## STATED EXERCISE
The exercise asks you to copy every line below in which "Зміна" appears.

--- BEGIN ---

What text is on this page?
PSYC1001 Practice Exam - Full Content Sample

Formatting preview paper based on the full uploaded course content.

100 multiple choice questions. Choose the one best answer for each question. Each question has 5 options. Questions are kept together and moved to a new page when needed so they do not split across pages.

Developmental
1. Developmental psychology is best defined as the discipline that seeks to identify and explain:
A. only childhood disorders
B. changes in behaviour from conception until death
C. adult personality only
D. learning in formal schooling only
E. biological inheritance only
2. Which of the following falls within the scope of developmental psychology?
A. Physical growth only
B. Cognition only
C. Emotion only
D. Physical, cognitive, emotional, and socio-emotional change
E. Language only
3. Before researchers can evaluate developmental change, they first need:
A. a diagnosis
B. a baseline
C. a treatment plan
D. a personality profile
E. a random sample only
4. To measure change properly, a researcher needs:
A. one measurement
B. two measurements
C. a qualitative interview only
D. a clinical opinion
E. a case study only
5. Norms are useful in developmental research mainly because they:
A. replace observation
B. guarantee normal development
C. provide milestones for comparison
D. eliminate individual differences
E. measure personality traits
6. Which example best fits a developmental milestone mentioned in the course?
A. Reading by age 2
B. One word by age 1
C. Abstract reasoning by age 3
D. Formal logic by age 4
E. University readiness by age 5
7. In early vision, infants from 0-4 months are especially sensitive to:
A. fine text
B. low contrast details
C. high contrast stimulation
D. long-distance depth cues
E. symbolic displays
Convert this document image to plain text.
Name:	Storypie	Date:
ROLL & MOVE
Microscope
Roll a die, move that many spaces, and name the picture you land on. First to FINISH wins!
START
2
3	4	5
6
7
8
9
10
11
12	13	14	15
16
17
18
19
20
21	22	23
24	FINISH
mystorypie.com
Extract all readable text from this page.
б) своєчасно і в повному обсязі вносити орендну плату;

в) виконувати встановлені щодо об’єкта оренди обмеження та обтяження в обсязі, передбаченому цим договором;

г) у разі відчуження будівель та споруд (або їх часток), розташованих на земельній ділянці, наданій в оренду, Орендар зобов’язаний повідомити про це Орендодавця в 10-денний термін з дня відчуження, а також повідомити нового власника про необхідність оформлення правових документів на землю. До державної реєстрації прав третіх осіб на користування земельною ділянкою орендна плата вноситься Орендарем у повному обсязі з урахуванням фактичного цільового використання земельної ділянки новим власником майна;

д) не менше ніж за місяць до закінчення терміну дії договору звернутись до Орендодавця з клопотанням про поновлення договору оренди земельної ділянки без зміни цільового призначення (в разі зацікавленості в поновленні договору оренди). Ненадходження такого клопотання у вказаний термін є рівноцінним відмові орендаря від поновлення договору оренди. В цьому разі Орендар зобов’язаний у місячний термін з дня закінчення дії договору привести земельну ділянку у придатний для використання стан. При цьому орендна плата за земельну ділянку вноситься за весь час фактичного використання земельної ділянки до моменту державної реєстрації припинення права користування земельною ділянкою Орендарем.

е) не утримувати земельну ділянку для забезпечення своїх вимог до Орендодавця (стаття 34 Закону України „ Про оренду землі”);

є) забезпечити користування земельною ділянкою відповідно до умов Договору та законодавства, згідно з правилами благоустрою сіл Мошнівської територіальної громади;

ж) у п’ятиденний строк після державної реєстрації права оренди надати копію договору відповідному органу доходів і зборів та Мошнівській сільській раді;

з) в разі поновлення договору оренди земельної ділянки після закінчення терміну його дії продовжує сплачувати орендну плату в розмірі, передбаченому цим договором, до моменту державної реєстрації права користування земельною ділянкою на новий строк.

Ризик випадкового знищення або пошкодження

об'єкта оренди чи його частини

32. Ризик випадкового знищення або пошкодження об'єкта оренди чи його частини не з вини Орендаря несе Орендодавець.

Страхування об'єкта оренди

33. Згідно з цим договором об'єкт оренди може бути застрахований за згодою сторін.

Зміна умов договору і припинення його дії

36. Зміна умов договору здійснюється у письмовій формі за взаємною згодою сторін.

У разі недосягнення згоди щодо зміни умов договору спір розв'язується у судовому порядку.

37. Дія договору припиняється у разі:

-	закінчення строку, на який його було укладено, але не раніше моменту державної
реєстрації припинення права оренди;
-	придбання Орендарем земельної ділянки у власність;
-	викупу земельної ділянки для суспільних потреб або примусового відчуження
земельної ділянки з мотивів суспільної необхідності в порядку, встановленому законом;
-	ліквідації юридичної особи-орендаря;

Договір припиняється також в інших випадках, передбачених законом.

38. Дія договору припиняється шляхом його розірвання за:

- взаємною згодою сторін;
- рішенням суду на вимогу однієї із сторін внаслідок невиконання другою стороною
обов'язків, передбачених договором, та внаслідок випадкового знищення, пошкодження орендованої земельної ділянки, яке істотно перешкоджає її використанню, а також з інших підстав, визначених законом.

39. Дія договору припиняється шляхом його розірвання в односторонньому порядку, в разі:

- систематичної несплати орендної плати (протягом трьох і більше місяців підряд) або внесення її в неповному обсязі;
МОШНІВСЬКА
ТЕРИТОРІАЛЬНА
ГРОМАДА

--- END ---

## FINISHED EXERCISE
Зміна умов договору і припинення його дії
36. Зміна умов договору здійснюється у письмовій формі за взаємною згодою сторін.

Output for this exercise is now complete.